- THE EXERCISE -
Type the records out again in full, exactly.

- EXTRACTED DATA -
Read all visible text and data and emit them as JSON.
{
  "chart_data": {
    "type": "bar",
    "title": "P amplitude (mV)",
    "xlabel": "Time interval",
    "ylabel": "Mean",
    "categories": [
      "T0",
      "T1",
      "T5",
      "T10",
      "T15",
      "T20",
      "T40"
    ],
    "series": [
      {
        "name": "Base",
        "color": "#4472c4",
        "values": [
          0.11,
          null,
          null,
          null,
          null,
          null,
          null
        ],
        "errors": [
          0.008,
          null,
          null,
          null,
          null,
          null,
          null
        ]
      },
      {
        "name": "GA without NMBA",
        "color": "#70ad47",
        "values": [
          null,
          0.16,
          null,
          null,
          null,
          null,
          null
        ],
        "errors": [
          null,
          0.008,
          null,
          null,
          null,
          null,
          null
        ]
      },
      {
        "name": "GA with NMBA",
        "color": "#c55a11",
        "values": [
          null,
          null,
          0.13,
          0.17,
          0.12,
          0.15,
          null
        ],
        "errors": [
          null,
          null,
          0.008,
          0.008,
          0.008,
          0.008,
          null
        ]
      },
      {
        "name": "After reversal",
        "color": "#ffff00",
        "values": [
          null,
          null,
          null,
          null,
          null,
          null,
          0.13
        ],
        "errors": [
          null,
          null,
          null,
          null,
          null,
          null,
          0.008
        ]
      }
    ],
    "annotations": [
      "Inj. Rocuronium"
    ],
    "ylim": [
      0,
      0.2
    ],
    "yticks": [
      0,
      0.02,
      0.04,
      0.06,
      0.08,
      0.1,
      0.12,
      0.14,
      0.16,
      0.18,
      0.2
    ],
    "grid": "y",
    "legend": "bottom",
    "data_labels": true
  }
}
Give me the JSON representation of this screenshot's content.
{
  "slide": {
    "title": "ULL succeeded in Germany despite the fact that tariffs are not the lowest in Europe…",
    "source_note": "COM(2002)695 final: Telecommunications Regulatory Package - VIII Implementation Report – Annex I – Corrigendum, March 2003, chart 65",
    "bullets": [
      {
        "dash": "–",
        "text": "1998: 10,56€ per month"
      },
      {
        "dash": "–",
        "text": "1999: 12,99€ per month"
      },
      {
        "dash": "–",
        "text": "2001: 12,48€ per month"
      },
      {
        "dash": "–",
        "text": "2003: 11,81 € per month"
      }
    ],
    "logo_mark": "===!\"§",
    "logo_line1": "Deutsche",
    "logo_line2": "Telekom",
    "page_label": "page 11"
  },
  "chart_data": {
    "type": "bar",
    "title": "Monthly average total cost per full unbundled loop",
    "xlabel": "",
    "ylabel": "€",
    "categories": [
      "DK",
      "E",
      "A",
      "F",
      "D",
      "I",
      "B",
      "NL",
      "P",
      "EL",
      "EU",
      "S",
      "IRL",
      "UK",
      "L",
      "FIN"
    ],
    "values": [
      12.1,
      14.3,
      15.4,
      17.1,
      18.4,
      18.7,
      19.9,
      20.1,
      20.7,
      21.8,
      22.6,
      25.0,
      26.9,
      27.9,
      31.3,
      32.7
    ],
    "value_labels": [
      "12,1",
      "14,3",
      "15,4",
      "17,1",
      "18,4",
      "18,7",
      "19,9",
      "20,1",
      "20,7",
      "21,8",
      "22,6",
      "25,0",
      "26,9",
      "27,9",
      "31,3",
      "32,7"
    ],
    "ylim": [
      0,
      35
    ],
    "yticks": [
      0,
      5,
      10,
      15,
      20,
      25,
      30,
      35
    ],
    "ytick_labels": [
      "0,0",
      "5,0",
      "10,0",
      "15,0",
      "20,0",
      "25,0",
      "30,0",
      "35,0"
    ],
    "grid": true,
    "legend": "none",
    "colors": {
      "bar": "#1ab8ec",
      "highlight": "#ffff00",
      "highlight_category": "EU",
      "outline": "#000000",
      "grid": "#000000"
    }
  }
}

- CORRECT OUTPUT -
Read all visible text and data and emit them as JSON.
{
  "chart_data": {
    "type": "bar",
    "title": "P amplitude (mV)",
    "xlabel": "Time interval",
    "ylabel": "Mean",
    "categories": [
      "T0",
      "T1",
      "T5",
      "T10",
      "T15",
      "T20",
      "T40"
    ],
    "series": [
      {
        "name": "Base",
        "color": "#4472c4",
        "values": [
          0.11,
          null,
          null,
          null,
          null,
          null,
          null
        ],
        "errors": [
          0.008,
          null,
          null,
          null,
          null,
          null,
          null
        ]
      },
      {
        "name": "GA without NMBA",
        "color": "#70ad47",
        "values": [
          null,
          0.16,
          null,
          null,
          null,
          null,
          null
        ],
        "errors": [
          null,
          0.008,
          null,
          null,
          null,
          null,
          null
        ]
      },
      {
        "name": "GA with NMBA",
        "color": "#c55a11",
        "values": [
          null,
          null,
          0.13,
          0.17,
          0.12,
          0.15,
          null
        ],
        "errors": [
          null,
          null,
          0.008,
          0.008,
          0.008,
          0.008,
          null
        ]
      },
      {
        "name": "After reversal",
        "color": "#ffff00",
        "values": [
          null,
          null,
          null,
          null,
          null,
          null,
          0.13
        ],
        "errors": [
          null,
          null,
          null,
          null,
          null,
          null,
          0.008
        ]
      }
    ],
    "annotations": [
      "Inj. Rocuronium"
    ],
    "ylim": [
      0,
      0.2
    ],
    "yticks": [
      0,
      0.02,
      0.04,
      0.06,
      0.08,
      0.1,
      0.12,
      0.14,
      0.16,
      0.18,
      0.2
    ],
    "grid": "y",
    "legend": "bottom",
    "data_labels": true
  }
}
Give me the JSON representation of this screenshot's content.
{
  "slide": {
    "title": "ULL succeeded in Germany despite the fact that tariffs are not the lowest in Europe…",
    "source_note": "COM(2002)695 final: Telecommunications Regulatory Package - VIII Implementation Report – Annex I – Corrigendum, March 2003, chart 65",
    "bullets": [
      {
        "dash": "–",
        "text": "1998: 10,56€ per month"
      },
      {
        "dash": "–",
        "text": "1999: 12,99€ per month"
      },
      {
        "dash": "–",
        "text": "2001: 12,48€ per month"
      },
      {
        "dash": "–",
        "text": "2003: 11,81 € per month"
      }
    ],
    "logo_mark": "===!\"§",
    "logo_line1": "Deutsche",
    "logo_line2": "Telekom",
    "page_label": "page 11"
  },
  "chart_data": {
    "type": "bar",
    "title": "Monthly average total cost per full unbundled loop",
    "xlabel": "",
    "ylabel": "€",
    "categories": [
      "DK",
      "E",
      "A",
      "F",
      "D",
      "I",
      "B",
      "NL",
      "P",
      "EL",
      "EU",
      "S",
      "IRL",
      "UK",
      "L",
      "FIN"
    ],
    "values": [
      12.1,
      14.3,
      15.4,
      17.1,
      18.4,
      18.7,
      19.9,
      20.1,
      20.7,
      21.8,
      22.6,
      25.0,
      26.9,
      27.9,
      31.3,
      32.7
    ],
    "value_labels": [
      "12,1",
      "14,3",
      "15,4",
      "17,1",
      "18,4",
      "18,7",
      "19,9",
      "20,1",
      "20,7",
      "21,8",
      "22,6",
      "25,0",
      "26,9",
      "27,9",
      "31,3",
      "32,7"
    ],
    "ylim": [
      0,
      35
    ],
    "yticks": [
      0,
      5,
      10,
      15,
      20,
      25,
      30,
      35
    ],
    "ytick_labels": [
      "0,0",
      "5,0",
      "10,0",
      "15,0",
      "20,0",
      "25,0",
      "30,0",
      "35,0"
    ],
    "grid": true,
    "legend": "none",
    "colors": {
      "bar": "#1ab8ec",
      "highlight": "#ffff00",
      "highlight_category": "EU",
      "outline": "#000000",
      "grid": "#000000"
    }
  }
}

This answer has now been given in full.